* _DATA FOR THIS EXERCISE_:
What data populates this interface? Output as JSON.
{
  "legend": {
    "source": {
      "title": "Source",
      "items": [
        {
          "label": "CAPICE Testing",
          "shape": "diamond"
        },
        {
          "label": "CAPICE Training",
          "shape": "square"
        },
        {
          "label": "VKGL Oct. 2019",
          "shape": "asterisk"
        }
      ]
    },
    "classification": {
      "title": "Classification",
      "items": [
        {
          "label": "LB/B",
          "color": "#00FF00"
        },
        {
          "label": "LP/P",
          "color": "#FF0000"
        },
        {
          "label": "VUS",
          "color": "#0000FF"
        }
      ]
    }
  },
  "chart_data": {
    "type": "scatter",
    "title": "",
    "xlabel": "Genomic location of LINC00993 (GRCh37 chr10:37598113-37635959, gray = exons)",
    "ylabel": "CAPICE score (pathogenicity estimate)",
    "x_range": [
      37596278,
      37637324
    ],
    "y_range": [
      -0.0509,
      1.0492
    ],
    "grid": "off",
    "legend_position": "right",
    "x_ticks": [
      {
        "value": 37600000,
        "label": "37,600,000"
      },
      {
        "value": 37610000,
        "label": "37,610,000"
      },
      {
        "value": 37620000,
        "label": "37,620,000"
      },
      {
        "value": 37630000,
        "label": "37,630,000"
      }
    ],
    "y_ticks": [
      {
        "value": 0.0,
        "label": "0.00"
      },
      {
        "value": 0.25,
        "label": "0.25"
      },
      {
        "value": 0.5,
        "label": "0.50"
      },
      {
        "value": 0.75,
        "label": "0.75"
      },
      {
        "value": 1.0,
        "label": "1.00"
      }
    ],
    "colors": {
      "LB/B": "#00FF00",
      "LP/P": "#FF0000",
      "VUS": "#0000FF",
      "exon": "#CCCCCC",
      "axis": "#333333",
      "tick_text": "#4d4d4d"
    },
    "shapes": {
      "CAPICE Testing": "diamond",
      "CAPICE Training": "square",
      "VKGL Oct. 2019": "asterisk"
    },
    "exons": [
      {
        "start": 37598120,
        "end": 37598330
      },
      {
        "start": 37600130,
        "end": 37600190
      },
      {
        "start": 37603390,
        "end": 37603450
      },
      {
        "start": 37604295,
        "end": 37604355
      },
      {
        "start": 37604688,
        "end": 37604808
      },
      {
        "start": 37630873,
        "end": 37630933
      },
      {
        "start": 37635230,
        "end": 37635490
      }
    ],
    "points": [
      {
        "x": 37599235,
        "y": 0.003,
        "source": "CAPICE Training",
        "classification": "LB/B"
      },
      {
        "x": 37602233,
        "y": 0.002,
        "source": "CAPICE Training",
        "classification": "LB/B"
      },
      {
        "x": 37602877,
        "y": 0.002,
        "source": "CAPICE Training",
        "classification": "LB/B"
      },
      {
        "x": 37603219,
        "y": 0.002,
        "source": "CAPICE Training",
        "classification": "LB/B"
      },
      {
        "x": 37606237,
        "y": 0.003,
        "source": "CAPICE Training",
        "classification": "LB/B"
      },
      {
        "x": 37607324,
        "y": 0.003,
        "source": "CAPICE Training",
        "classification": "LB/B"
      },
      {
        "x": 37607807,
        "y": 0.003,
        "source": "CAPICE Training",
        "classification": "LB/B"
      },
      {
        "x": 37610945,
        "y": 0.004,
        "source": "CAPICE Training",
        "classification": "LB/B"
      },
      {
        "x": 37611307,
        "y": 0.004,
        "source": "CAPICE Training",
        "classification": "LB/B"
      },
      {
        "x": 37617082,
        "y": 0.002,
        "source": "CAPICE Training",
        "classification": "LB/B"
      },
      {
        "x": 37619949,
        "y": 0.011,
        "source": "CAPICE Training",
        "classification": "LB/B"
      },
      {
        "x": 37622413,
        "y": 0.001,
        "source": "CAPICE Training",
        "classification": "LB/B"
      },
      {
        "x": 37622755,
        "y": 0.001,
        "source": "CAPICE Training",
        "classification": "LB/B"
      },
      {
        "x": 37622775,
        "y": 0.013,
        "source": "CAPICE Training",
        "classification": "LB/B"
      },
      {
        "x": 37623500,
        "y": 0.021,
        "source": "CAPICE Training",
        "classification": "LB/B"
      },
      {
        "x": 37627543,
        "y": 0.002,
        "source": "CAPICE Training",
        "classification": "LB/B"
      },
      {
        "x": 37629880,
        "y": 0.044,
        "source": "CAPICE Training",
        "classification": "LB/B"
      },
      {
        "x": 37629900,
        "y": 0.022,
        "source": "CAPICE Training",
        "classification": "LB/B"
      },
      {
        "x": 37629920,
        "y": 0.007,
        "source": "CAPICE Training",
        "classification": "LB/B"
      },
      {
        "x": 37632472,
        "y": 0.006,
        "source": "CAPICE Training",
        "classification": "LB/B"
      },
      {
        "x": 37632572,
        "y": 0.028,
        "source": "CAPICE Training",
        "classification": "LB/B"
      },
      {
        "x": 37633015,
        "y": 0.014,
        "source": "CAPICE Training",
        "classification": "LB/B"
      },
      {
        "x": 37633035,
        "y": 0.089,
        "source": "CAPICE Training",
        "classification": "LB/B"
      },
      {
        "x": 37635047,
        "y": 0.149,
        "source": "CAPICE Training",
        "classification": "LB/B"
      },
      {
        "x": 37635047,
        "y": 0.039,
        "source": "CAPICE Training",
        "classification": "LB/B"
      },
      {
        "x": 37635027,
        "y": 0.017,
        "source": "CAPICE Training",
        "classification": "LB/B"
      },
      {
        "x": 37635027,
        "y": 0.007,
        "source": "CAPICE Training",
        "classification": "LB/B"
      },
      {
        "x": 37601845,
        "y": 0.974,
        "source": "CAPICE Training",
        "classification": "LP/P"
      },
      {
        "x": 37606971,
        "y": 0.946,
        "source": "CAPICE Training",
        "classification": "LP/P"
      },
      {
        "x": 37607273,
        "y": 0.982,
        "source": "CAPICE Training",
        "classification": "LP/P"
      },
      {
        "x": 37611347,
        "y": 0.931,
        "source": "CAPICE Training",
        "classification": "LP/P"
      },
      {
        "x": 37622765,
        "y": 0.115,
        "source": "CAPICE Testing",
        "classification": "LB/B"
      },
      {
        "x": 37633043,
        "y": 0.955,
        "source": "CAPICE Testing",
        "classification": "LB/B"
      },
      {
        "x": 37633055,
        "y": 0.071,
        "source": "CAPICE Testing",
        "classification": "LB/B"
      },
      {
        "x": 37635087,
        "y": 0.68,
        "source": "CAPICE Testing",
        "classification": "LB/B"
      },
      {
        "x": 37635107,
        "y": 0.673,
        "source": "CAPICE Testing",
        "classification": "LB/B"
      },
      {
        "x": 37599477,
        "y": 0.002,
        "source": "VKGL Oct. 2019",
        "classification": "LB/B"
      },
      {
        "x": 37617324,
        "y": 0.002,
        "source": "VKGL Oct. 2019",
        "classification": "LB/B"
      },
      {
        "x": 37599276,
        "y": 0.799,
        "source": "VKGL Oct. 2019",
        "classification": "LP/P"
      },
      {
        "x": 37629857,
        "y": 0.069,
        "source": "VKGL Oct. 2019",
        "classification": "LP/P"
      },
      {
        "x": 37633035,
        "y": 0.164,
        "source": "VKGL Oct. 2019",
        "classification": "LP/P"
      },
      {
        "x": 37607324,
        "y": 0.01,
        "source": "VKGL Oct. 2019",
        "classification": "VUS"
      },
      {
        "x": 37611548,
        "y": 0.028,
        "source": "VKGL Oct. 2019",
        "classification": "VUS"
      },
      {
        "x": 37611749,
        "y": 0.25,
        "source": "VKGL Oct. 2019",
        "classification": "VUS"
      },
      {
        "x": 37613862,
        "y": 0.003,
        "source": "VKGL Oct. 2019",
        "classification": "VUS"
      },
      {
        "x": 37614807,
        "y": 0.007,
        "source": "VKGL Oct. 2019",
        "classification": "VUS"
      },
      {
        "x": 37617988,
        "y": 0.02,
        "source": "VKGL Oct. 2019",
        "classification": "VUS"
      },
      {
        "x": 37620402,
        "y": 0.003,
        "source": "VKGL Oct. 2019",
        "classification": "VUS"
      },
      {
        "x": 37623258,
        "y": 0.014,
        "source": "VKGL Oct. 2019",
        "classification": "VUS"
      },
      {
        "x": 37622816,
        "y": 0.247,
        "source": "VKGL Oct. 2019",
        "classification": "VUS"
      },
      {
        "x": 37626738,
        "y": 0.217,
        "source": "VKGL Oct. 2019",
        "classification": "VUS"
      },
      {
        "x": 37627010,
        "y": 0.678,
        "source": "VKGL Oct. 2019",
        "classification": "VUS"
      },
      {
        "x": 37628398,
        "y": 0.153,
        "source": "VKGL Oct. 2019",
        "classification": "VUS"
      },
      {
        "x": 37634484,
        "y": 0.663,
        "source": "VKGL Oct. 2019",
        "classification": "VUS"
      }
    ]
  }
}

* _AIM OF THE TASK_: Looking at the records above, how many lines have the word "start" in them? State the number only.

* _ANSWER BOX_: 7